## [MATERIAL]
—————
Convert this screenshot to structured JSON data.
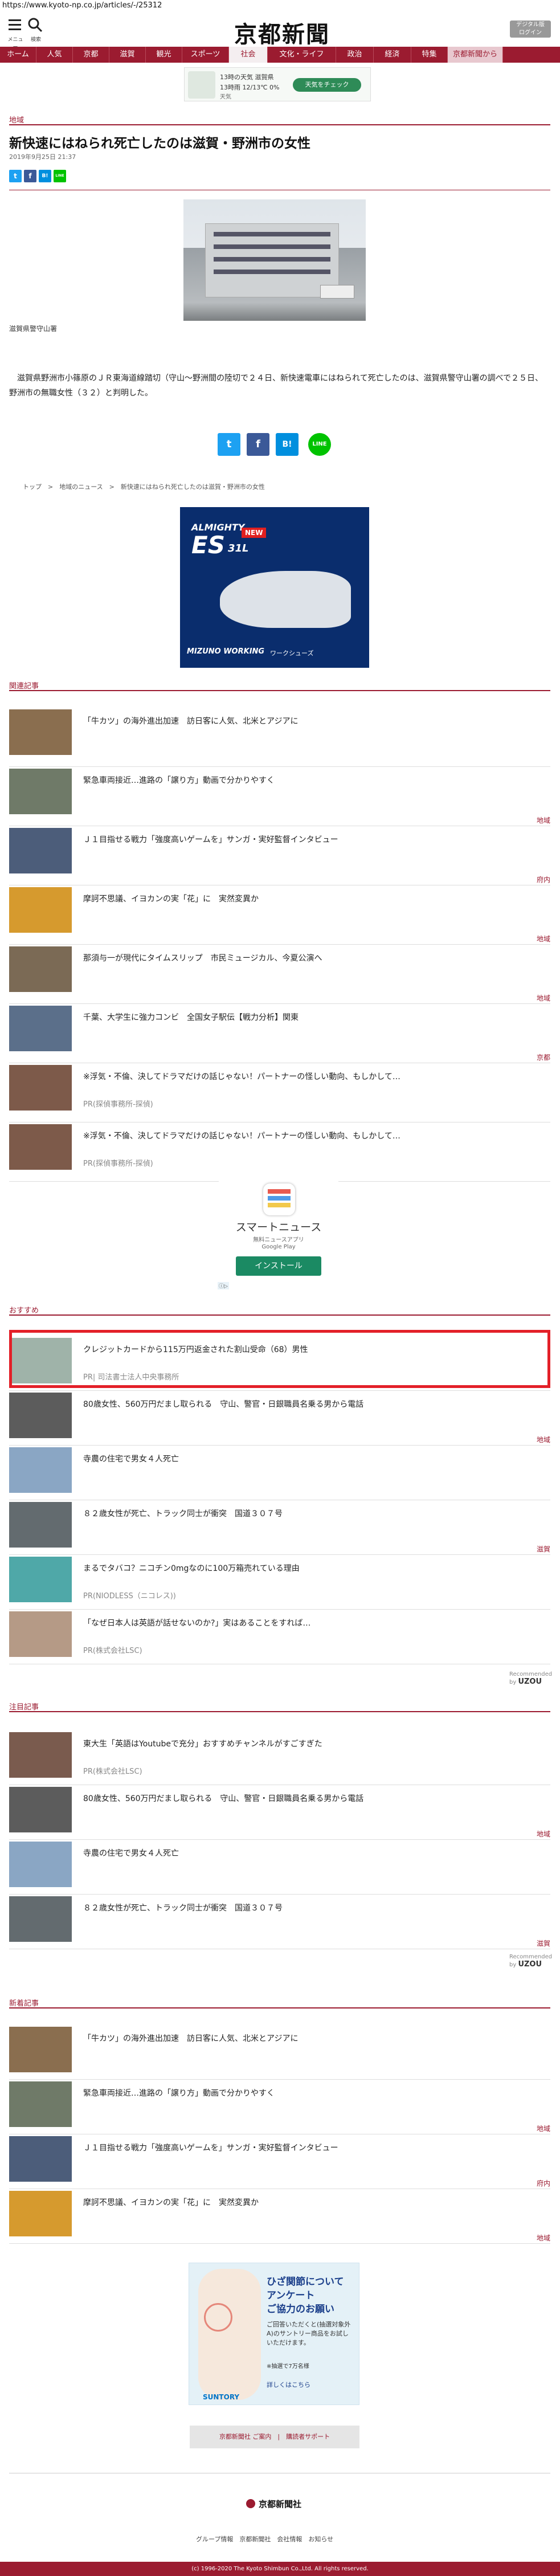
{
  "url": "https://www.kyoto-np.co.jp/articles/-/25312",
  "header": {
    "menu_label": "メニュー",
    "search_label": "検索",
    "logo": "京都新聞",
    "login_line1": "デジタル版",
    "login_line2": "ログイン"
  },
  "nav": {
    "items": [
      "ホーム",
      "人気",
      "京都",
      "滋賀",
      "観光",
      "スポーツ",
      "社会",
      "文化・ライフ",
      "政治",
      "経済",
      "特集",
      "京都新聞から"
    ],
    "active": "社会"
  },
  "weather_ad": {
    "line1": "13時の天気 滋賀県",
    "line2": "13時雨 12/13℃ 0%",
    "line3": "天気",
    "button": "天気をチェック"
  },
  "article": {
    "category": "地域",
    "title": "新快速にはねられ死亡したのは滋賀・野洲市の女性",
    "date": "2019年9月25日 21:37",
    "caption": "滋賀県警守山署",
    "body": "滋賀県野洲市小篠原のＪＲ東海道線踏切（守山～野洲間の陸切で２４日、新快速電車にはねられて死亡したのは、滋賀県警守山署の調べで２５日、野洲市の無職女性（３２）と判明した。",
    "share": {
      "twitter": "t",
      "facebook": "f",
      "hatena": "B!",
      "line": "LINE"
    },
    "breadcrumb": [
      "トップ",
      "地域のニュース",
      "新快速にはねられ死亡したのは滋賀・野洲市の女性"
    ]
  },
  "shoe_ad": {
    "brand": "ALMIGHTY",
    "model": "ES",
    "model_sub": "31L",
    "badge": "NEW",
    "footer": "MIZUNO WORKING",
    "footer_jp": "ワークシューズ"
  },
  "related": {
    "label": "関連記事",
    "items": [
      {
        "headline": "「牛カツ」の海外進出加速　訪日客に人気、北米とアジアに",
        "cat": "",
        "sponsor": ""
      },
      {
        "headline": "緊急車両接近…進路の「譲り方」動画で分かりやすく",
        "cat": "地域",
        "sponsor": ""
      },
      {
        "headline": "Ｊ１目指せる戦力「強度高いゲームを」サンガ・実好監督インタビュー",
        "cat": "府内",
        "sponsor": ""
      },
      {
        "headline": "摩訶不思議、イヨカンの実「花」に　実然変異か",
        "cat": "地域",
        "sponsor": ""
      },
      {
        "headline": "那須与一が現代にタイムスリップ　市民ミュージカル、今夏公演へ",
        "cat": "地域",
        "sponsor": ""
      },
      {
        "headline": "千葉、大学生に強力コンビ　全国女子駅伝【戦力分析】関東",
        "cat": "京都",
        "sponsor": ""
      },
      {
        "headline": "※浮気・不倫、決してドラマだけの話じゃない！パートナーの怪しい動向、もしかして…",
        "cat": "",
        "sponsor": "PR(探偵事務所-探偵)"
      },
      {
        "headline": "※浮気・不倫、決してドラマだけの話じゃない！パートナーの怪しい動向、もしかして…",
        "cat": "",
        "sponsor": "PR(探偵事務所-探偵)"
      }
    ]
  },
  "news_ad": {
    "title": "スマートニュース",
    "sub": "無料ニュースアプリ",
    "store": "Google Play",
    "button": "インストール"
  },
  "recommend": {
    "label": "おすすめ",
    "items": [
      {
        "headline": "クレジットカードから115万円返金された割山受命（68）男性",
        "cat": "",
        "sponsor": "PR| 司法書士法人中央事務所"
      },
      {
        "headline": "80歳女性、560万円だまし取られる　守山、警官・日銀職員名乗る男から電話",
        "cat": "地域",
        "sponsor": ""
      },
      {
        "headline": "寺農の住宅で男女４人死亡",
        "cat": "",
        "sponsor": ""
      },
      {
        "headline": "８２歳女性が死亡、トラック同士が衝突　国道３０７号",
        "cat": "滋賀",
        "sponsor": ""
      },
      {
        "headline": "まるでタバコ？ニコチン0mgなのに100万箱売れている理由",
        "cat": "",
        "sponsor": "PR(NIODLESS（ニコレス))"
      },
      {
        "headline": "「なぜ日本人は英語が話せないのか?」実はあることをすれば…",
        "cat": "",
        "sponsor": "PR(株式会社LSC)"
      }
    ],
    "recommended_by": "Recommended by",
    "uzou": "UZOU"
  },
  "attention": {
    "label": "注目記事",
    "items": [
      {
        "headline": "東大生「英語はYoutubeで充分」おすすめチャンネルがすごすぎた",
        "cat": "",
        "sponsor": "PR(株式会社LSC)"
      },
      {
        "headline": "80歳女性、560万円だまし取られる　守山、警官・日銀職員名乗る男から電話",
        "cat": "地域",
        "sponsor": ""
      },
      {
        "headline": "寺農の住宅で男女４人死亡",
        "cat": "",
        "sponsor": ""
      },
      {
        "headline": "８２歳女性が死亡、トラック同士が衝突　国道３０７号",
        "cat": "滋賀",
        "sponsor": ""
      }
    ],
    "recommended_by": "Recommended by",
    "uzou": "UZOU"
  },
  "latest": {
    "label": "新着記事",
    "items": [
      {
        "headline": "「牛カツ」の海外進出加速　訪日客に人気、北米とアジアに",
        "cat": ""
      },
      {
        "headline": "緊急車両接近…進路の「譲り方」動画で分かりやすく",
        "cat": "地域"
      },
      {
        "headline": "Ｊ１目指せる戦力「強度高いゲームを」サンガ・実好監督インタビュー",
        "cat": "府内"
      },
      {
        "headline": "摩訶不思議、イヨカンの実「花」に　実然変異か",
        "cat": "地域"
      }
    ]
  },
  "survey_ad": {
    "line1": "ひざ関節について",
    "line2": "アンケート",
    "line3": "ご協力のお願い",
    "body": "ご回答いただくと(抽選対象外A)のサントリー商品をお試しいただけます。",
    "note": "※抽選で7万名様",
    "link": "詳しくはこちら",
    "brand": "SUNTORY"
  },
  "footer": {
    "btn1": "京都新聞社 ご案内",
    "sep": "|",
    "btn2": "購読者サポート",
    "logo": "京都新聞社",
    "links": "グループ情報　京都新聞社　会社情報　お知らせ",
    "copyright": "(c) 1996-2020 The Kyoto Shimbun Co.,Ltd. All rights reserved."
  },
  "colors": {
    "brand": "#9b1b30",
    "highlight_box": "#e32028",
    "twitter": "#1da1f2",
    "facebook": "#3b5998",
    "hatena": "#008fde",
    "line": "#00c300"
  }
}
—————
## [PROBLEM DESCRIPTION]
Pick out every line of the listing containing the word "body", and show those lines.

## [RESULT OF THE EXERCISE]
    "body": "滋賀県野洲市小篠原のＪＲ東海道線踏切（守山～野洲間の陸切で２４日、新快速電車にはねられて死亡したのは、滋賀県警守山署の調べで２５日、野洲市の無職女性（３２）と判明した。",
    "body": "ご回答いただくと(抽選対象外A)のサントリー商品をお試しいただけます。",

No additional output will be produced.